[Given exercise]
Search the records for the word "صيغة" and report each line that has it.

[Entries shown]
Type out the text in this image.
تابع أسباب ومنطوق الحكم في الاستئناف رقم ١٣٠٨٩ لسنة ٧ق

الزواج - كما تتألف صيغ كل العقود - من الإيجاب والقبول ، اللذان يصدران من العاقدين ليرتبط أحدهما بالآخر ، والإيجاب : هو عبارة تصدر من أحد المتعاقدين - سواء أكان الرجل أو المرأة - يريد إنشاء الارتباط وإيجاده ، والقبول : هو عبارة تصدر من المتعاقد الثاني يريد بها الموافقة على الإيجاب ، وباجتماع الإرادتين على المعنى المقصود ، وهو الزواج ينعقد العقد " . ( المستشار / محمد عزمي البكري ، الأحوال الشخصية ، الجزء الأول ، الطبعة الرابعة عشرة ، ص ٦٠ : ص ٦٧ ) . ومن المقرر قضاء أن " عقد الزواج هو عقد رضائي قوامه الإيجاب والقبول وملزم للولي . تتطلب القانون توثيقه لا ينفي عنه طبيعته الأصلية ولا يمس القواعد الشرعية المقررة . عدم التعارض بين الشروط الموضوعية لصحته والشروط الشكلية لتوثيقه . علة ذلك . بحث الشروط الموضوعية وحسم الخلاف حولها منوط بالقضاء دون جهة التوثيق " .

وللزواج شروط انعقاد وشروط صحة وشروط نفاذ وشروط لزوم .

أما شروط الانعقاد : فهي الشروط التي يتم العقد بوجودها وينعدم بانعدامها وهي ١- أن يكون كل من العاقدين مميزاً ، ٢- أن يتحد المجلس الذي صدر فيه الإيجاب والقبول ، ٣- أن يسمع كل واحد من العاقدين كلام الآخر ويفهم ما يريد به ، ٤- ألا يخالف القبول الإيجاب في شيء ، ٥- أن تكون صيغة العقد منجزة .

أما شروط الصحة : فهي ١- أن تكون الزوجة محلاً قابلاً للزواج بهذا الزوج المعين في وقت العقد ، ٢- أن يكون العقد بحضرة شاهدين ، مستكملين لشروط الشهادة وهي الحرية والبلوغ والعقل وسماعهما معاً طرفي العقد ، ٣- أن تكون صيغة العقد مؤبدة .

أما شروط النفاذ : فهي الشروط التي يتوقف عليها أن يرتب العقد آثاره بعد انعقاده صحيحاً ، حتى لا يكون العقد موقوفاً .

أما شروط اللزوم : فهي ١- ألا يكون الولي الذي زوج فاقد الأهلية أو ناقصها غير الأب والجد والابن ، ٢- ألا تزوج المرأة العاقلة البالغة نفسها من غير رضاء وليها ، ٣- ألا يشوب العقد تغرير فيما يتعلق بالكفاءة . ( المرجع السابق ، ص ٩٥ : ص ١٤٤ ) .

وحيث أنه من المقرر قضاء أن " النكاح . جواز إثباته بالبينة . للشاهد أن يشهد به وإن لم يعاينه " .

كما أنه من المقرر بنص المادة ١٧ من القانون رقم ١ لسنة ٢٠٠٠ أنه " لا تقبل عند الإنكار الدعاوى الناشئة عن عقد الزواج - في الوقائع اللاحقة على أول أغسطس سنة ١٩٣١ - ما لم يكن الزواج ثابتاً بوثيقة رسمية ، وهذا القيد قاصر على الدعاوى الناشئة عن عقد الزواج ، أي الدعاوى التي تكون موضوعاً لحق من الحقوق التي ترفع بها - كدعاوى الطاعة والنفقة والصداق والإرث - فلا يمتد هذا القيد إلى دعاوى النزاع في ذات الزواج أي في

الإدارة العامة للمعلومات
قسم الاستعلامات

[Task response]
أما شروط الانعقاد : فهي الشروط التي يتم العقد بوجودها وينعدم بانعدامها وهي ١- أن يكون كل من العاقدين مميزاً ، ٢- أن يتحد المجلس الذي صدر فيه الإيجاب والقبول ، ٣- أن يسمع كل واحد من العاقدين كلام الآخر ويفهم ما يريد به ، ٤- ألا يخالف القبول الإيجاب في شيء ، ٥- أن تكون صيغة العقد منجزة .
أما شروط الصحة : فهي ١- أن تكون الزوجة محلاً قابلاً للزواج بهذا الزوج المعين في وقت العقد ، ٢- أن يكون العقد بحضرة شاهدين ، مستكملين لشروط الشهادة وهي الحرية والبلوغ والعقل وسماعهما معاً طرفي العقد ، ٣- أن تكون صيغة العقد مؤبدة .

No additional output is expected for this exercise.